**TASK REQUIREMENTS**
Without the pictures, write out all the lines below exactly as they appear.

**RECORD SET**

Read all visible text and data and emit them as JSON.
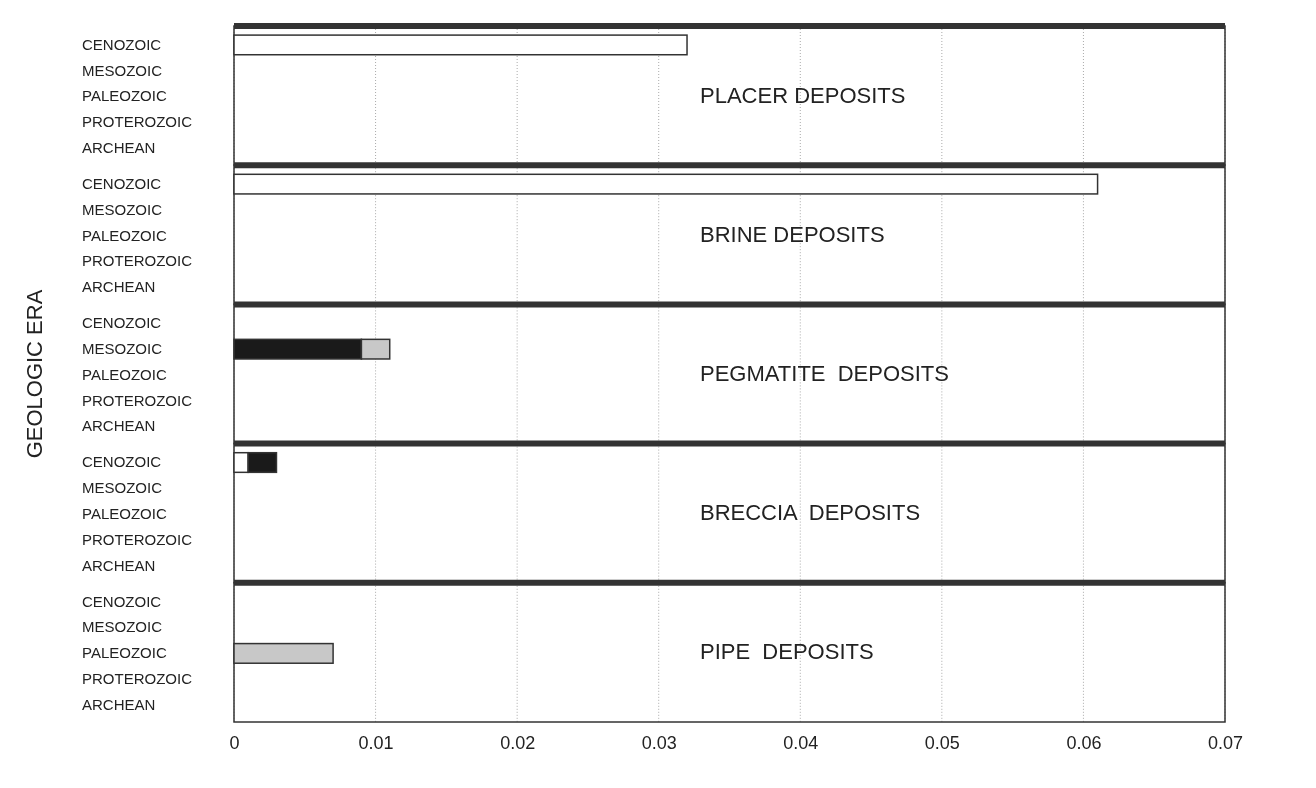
{
  "chart_data": [
    {
      "type": "bar",
      "orientation": "horizontal",
      "stacked": true,
      "categories": [
        "CENOZOIC",
        "MESOZOIC",
        "PALEOZOIC",
        "PROTEROZOIC",
        "ARCHEAN"
      ],
      "series": [
        {
          "color": "#ffffff",
          "values": [
            0.032,
            null,
            null,
            null,
            null
          ]
        },
        {
          "color": "#1a1a1a",
          "values": [
            null,
            null,
            null,
            null,
            null
          ]
        },
        {
          "color": "#c8c8c8",
          "values": [
            null,
            null,
            null,
            null,
            null
          ]
        }
      ],
      "xlim": [
        0,
        0.07
      ],
      "xticks": [
        0,
        0.01,
        0.02,
        0.03,
        0.04,
        0.05,
        0.06,
        0.07
      ],
      "grid": "x",
      "tick_labels": "y",
      "annotations": [
        "PLACER DEPOSITS"
      ]
    },
    {
      "type": "bar",
      "orientation": "horizontal",
      "stacked": true,
      "categories": [
        "CENOZOIC",
        "MESOZOIC",
        "PALEOZOIC",
        "PROTEROZOIC",
        "ARCHEAN"
      ],
      "series": [
        {
          "color": "#ffffff",
          "values": [
            0.061,
            null,
            null,
            null,
            null
          ]
        },
        {
          "color": "#1a1a1a",
          "values": [
            null,
            null,
            null,
            null,
            null
          ]
        },
        {
          "color": "#c8c8c8",
          "values": [
            null,
            null,
            null,
            null,
            null
          ]
        }
      ],
      "xlim": [
        0,
        0.07
      ],
      "xticks": [
        0,
        0.01,
        0.02,
        0.03,
        0.04,
        0.05,
        0.06,
        0.07
      ],
      "grid": "x",
      "tick_labels": "y",
      "annotations": [
        "BRINE DEPOSITS"
      ]
    },
    {
      "type": "bar",
      "orientation": "horizontal",
      "stacked": true,
      "categories": [
        "CENOZOIC",
        "MESOZOIC",
        "PALEOZOIC",
        "PROTEROZOIC",
        "ARCHEAN"
      ],
      "series": [
        {
          "color": "#ffffff",
          "values": [
            null,
            null,
            null,
            null,
            null
          ]
        },
        {
          "color": "#1a1a1a",
          "values": [
            null,
            0.009,
            null,
            null,
            null
          ]
        },
        {
          "color": "#c8c8c8",
          "values": [
            null,
            0.002,
            null,
            null,
            null
          ]
        }
      ],
      "xlim": [
        0,
        0.07
      ],
      "xticks": [
        0,
        0.01,
        0.02,
        0.03,
        0.04,
        0.05,
        0.06,
        0.07
      ],
      "grid": "x",
      "tick_labels": "y",
      "ylabel": "GEOLOGIC ERA",
      "annotations": [
        "PEGMATITE  DEPOSITS"
      ]
    },
    {
      "type": "bar",
      "orientation": "horizontal",
      "stacked": true,
      "categories": [
        "CENOZOIC",
        "MESOZOIC",
        "PALEOZOIC",
        "PROTEROZOIC",
        "ARCHEAN"
      ],
      "series": [
        {
          "color": "#ffffff",
          "values": [
            0.001,
            null,
            null,
            null,
            null
          ]
        },
        {
          "color": "#1a1a1a",
          "values": [
            0.002,
            null,
            null,
            null,
            null
          ]
        },
        {
          "color": "#c8c8c8",
          "values": [
            null,
            null,
            null,
            null,
            null
          ]
        }
      ],
      "xlim": [
        0,
        0.07
      ],
      "xticks": [
        0,
        0.01,
        0.02,
        0.03,
        0.04,
        0.05,
        0.06,
        0.07
      ],
      "grid": "x",
      "tick_labels": "y",
      "annotations": [
        "BRECCIA  DEPOSITS"
      ]
    },
    {
      "type": "bar",
      "orientation": "horizontal",
      "stacked": true,
      "categories": [
        "CENOZOIC",
        "MESOZOIC",
        "PALEOZOIC",
        "PROTEROZOIC",
        "ARCHEAN"
      ],
      "series": [
        {
          "color": "#ffffff",
          "values": [
            null,
            null,
            null,
            null,
            null
          ]
        },
        {
          "color": "#1a1a1a",
          "values": [
            null,
            null,
            null,
            null,
            null
          ]
        },
        {
          "color": "#c8c8c8",
          "values": [
            null,
            null,
            0.007,
            null,
            null
          ]
        }
      ],
      "xlim": [
        0,
        0.07
      ],
      "xticks": [
        0,
        0.01,
        0.02,
        0.03,
        0.04,
        0.05,
        0.06,
        0.07
      ],
      "grid": "x",
      "annotations": [
        "PIPE  DEPOSITS"
      ]
    }
  ]
}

**CORRECT OUTPUT**
Read all visible text and data and emit them as JSON.
{
  "chart_data": [
    {
      "type": "bar",
      "orientation": "horizontal",
      "stacked": true,
      "categories": [
        "CENOZOIC",
        "MESOZOIC",
        "PALEOZOIC",
        "PROTEROZOIC",
        "ARCHEAN"
      ],
      "series": [
        {
          "color": "#ffffff",
          "values": [
            0.032,
            null,
            null,
            null,
            null
          ]
        },
        {
          "color": "#1a1a1a",
          "values": [
            null,
            null,
            null,
            null,
            null
          ]
        },
        {
          "color": "#c8c8c8",
          "values": [
            null,
            null,
            null,
            null,
            null
          ]
        }
      ],
      "xlim": [
        0,
        0.07
      ],
      "xticks": [
        0,
        0.01,
        0.02,
        0.03,
        0.04,
        0.05,
        0.06,
        0.07
      ],
      "grid": "x",
      "tick_labels": "y",
      "annotations": [
        "PLACER DEPOSITS"
      ]
    },
    {
      "type": "bar",
      "orientation": "horizontal",
      "stacked": true,
      "categories": [
        "CENOZOIC",
        "MESOZOIC",
        "PALEOZOIC",
        "PROTEROZOIC",
        "ARCHEAN"
      ],
      "series": [
        {
          "color": "#ffffff",
          "values": [
            0.061,
            null,
            null,
            null,
            null
          ]
        },
        {
          "color": "#1a1a1a",
          "values": [
            null,
            null,
            null,
            null,
            null
          ]
        },
        {
          "color": "#c8c8c8",
          "values": [
            null,
            null,
            null,
            null,
            null
          ]
        }
      ],
      "xlim": [
        0,
        0.07
      ],
      "xticks": [
        0,
        0.01,
        0.02,
        0.03,
        0.04,
        0.05,
        0.06,
        0.07
      ],
      "grid": "x",
      "tick_labels": "y",
      "annotations": [
        "BRINE DEPOSITS"
      ]
    },
    {
      "type": "bar",
      "orientation": "horizontal",
      "stacked": true,
      "categories": [
        "CENOZOIC",
        "MESOZOIC",
        "PALEOZOIC",
        "PROTEROZOIC",
        "ARCHEAN"
      ],
      "series": [
        {
          "color": "#ffffff",
          "values": [
            null,
            null,
            null,
            null,
            null
          ]
        },
        {
          "color": "#1a1a1a",
          "values": [
            null,
            0.009,
            null,
            null,
            null
          ]
        },
        {
          "color": "#c8c8c8",
          "values": [
            null,
            0.002,
            null,
            null,
            null
          ]
        }
      ],
      "xlim": [
        0,
        0.07
      ],
      "xticks": [
        0,
        0.01,
        0.02,
        0.03,
        0.04,
        0.05,
        0.06,
        0.07
      ],
      "grid": "x",
      "tick_labels": "y",
      "ylabel": "GEOLOGIC ERA",
      "annotations": [
        "PEGMATITE  DEPOSITS"
      ]
    },
    {
      "type": "bar",
      "orientation": "horizontal",
      "stacked": true,
      "categories": [
        "CENOZOIC",
        "MESOZOIC",
        "PALEOZOIC",
        "PROTEROZOIC",
        "ARCHEAN"
      ],
      "series": [
        {
          "color": "#ffffff",
          "values": [
            0.001,
            null,
            null,
            null,
            null
          ]
        },
        {
          "color": "#1a1a1a",
          "values": [
            0.002,
            null,
            null,
            null,
            null
          ]
        },
        {
          "color": "#c8c8c8",
          "values": [
            null,
            null,
            null,
            null,
            null
          ]
        }
      ],
      "xlim": [
        0,
        0.07
      ],
      "xticks": [
        0,
        0.01,
        0.02,
        0.03,
        0.04,
        0.05,
        0.06,
        0.07
      ],
      "grid": "x",
      "tick_labels": "y",
      "annotations": [
        "BRECCIA  DEPOSITS"
      ]
    },
    {
      "type": "bar",
      "orientation": "horizontal",
      "stacked": true,
      "categories": [
        "CENOZOIC",
        "MESOZOIC",
        "PALEOZOIC",
        "PROTEROZOIC",
        "ARCHEAN"
      ],
      "series": [
        {
          "color": "#ffffff",
          "values": [
            null,
            null,
            null,
            null,
            null
          ]
        },
        {
          "color": "#1a1a1a",
          "values": [
            null,
            null,
            null,
            null,
            null
          ]
        },
        {
          "color": "#c8c8c8",
          "values": [
            null,
            null,
            0.007,
            null,
            null
          ]
        }
      ],
      "xlim": [
        0,
        0.07
      ],
      "xticks": [
        0,
        0.01,
        0.02,
        0.03,
        0.04,
        0.05,
        0.06,
        0.07
      ],
      "grid": "x",
      "annotations": [
        "PIPE  DEPOSITS"
      ]
    }
  ]
}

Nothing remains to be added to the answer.